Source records
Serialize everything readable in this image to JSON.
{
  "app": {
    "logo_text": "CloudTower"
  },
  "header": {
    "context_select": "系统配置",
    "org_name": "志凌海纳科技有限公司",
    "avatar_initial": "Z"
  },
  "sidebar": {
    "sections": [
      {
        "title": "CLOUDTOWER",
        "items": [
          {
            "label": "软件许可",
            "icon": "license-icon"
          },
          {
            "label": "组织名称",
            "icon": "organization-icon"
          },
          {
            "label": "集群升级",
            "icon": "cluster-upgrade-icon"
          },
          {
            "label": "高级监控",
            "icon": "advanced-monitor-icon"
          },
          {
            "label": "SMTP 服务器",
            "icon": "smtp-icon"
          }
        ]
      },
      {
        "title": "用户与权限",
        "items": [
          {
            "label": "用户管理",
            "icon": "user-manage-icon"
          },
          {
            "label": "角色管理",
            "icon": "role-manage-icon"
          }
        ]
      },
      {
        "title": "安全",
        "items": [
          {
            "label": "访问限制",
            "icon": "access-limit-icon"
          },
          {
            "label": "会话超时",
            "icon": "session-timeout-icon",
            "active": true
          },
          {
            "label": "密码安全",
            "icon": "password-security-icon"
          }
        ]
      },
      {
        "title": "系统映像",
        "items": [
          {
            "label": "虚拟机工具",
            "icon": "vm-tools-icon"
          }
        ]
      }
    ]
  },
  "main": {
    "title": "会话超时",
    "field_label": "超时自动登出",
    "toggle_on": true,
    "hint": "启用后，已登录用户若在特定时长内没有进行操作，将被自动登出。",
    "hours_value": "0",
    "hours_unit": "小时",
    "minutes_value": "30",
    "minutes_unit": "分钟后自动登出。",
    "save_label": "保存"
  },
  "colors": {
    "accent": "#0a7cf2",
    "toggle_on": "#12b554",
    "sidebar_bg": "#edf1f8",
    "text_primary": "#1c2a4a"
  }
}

_Task description_. Your task is to pick out every line with the string "icon" and copy it.

_Response_.
            "icon": "license-icon"
            "icon": "organization-icon"
            "icon": "cluster-upgrade-icon"
            "icon": "advanced-monitor-icon"
            "icon": "smtp-icon"
            "icon": "user-manage-icon"
            "icon": "role-manage-icon"
            "icon": "access-limit-icon"
            "icon": "session-timeout-icon",
            "icon": "password-security-icon"
            "icon": "vm-tools-icon"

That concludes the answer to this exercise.